◆ DIRECTIVE ◆
Each entry below should be echoed exactly, with pictures omitted.

◆ DATA SECTION ◆
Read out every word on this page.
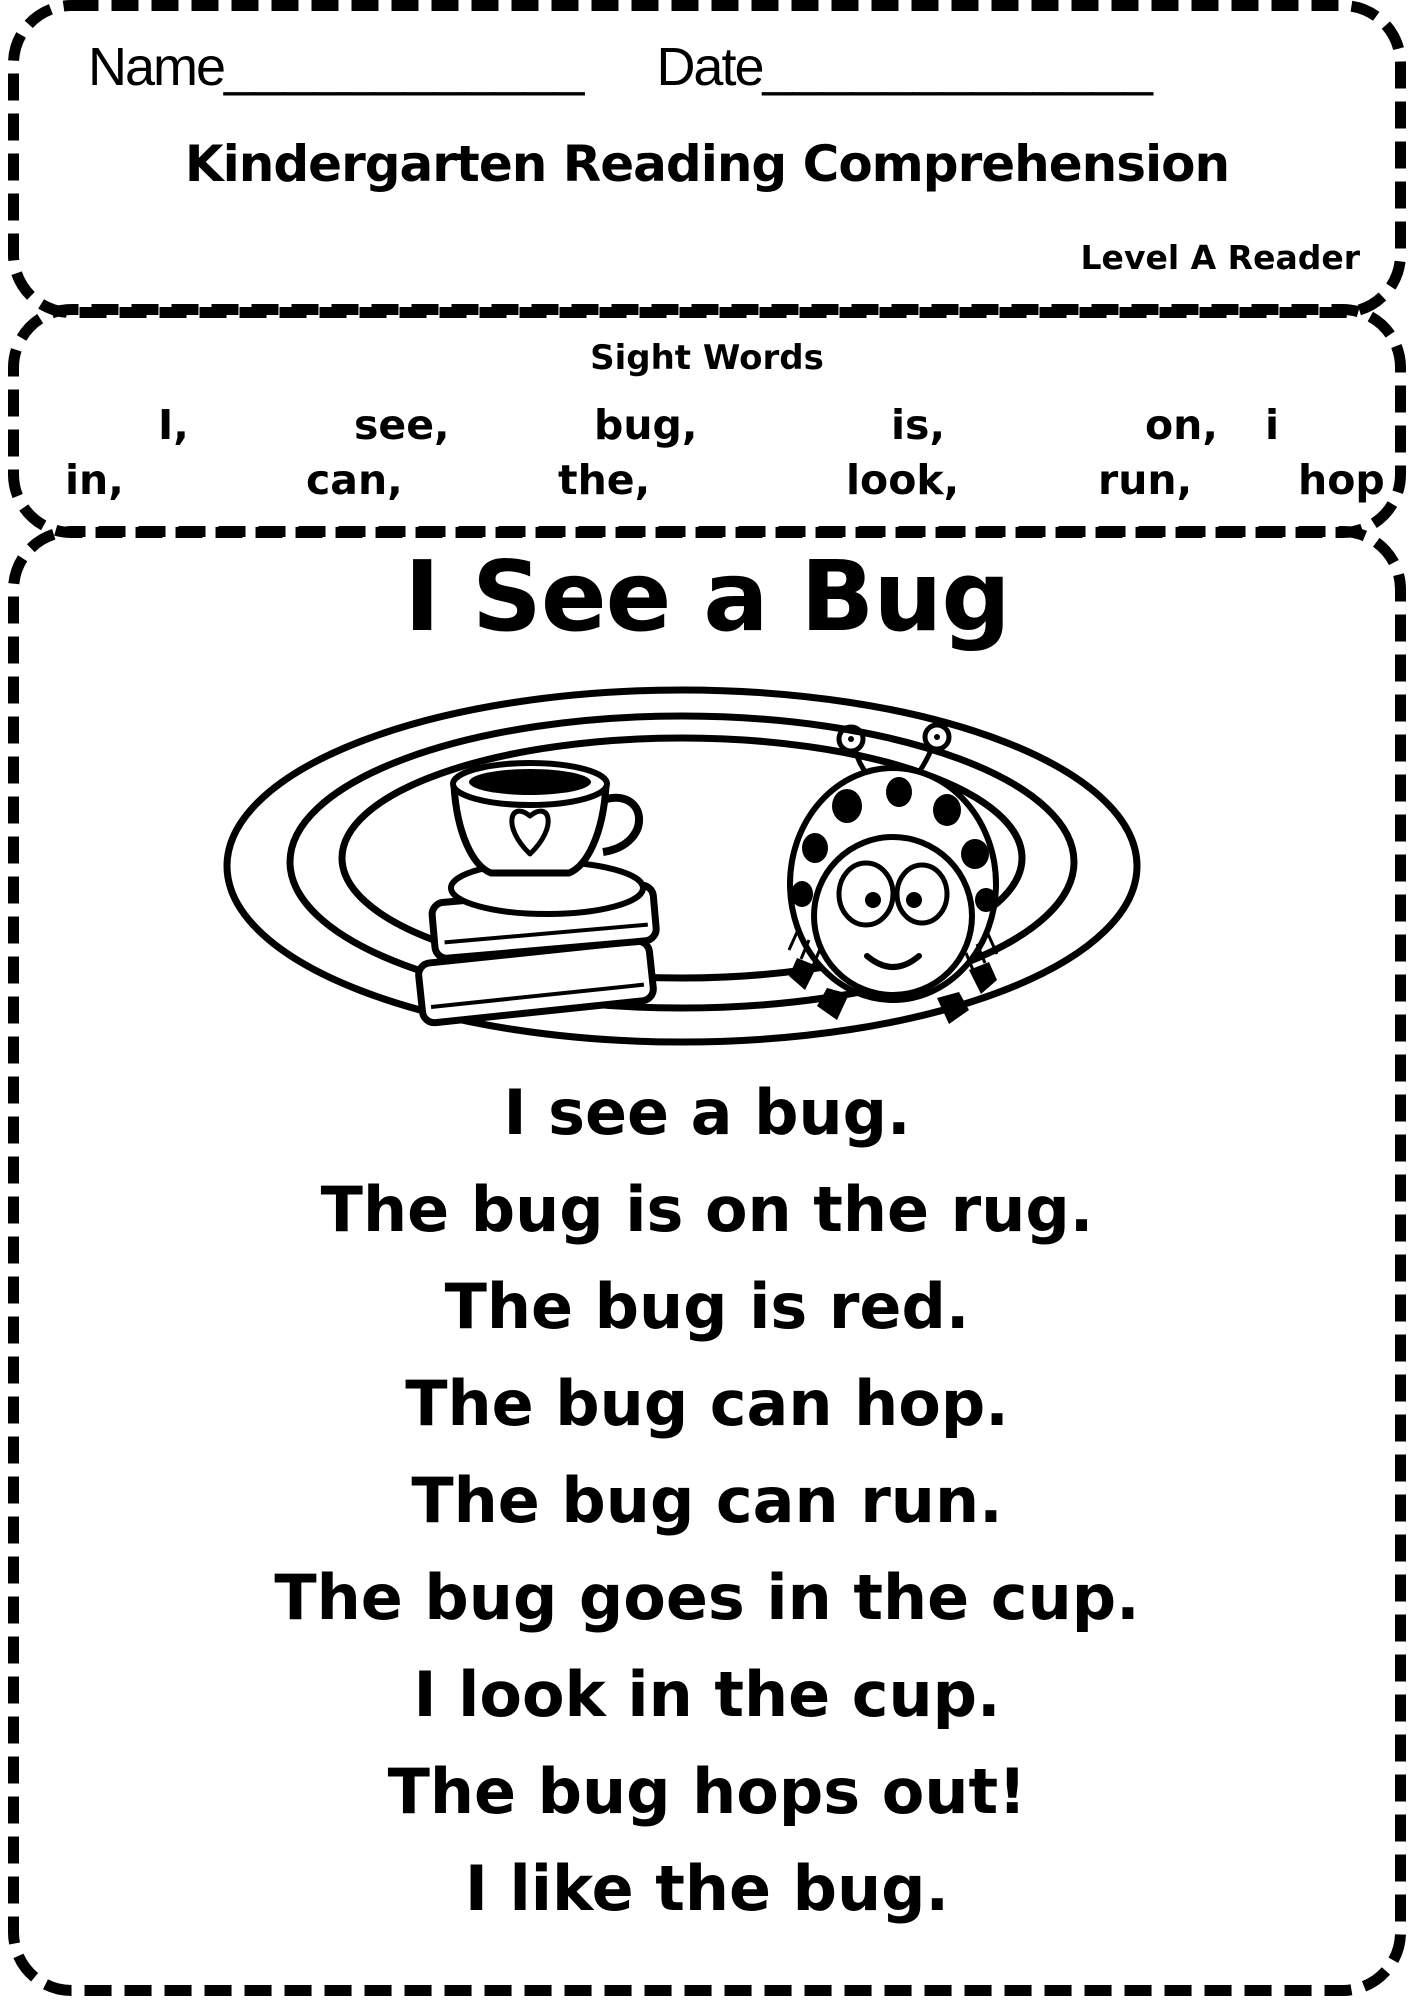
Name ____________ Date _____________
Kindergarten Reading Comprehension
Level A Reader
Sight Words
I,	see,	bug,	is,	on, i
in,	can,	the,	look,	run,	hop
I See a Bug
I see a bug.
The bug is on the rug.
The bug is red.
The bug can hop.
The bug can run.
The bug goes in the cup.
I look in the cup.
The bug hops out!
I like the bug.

◆ THE OUTPUT ◆
Read out every word on this page.
Name ____________ Date _____________
Kindergarten Reading Comprehension
Level A Reader
Sight Words
I,	see,	bug,	is,	on, i
in,	can,	the,	look,	run,	hop
I See a Bug
I see a bug.
The bug is on the rug.
The bug is red.
The bug can hop.
The bug can run.
The bug goes in the cup.
I look in the cup.
The bug hops out!
I like the bug.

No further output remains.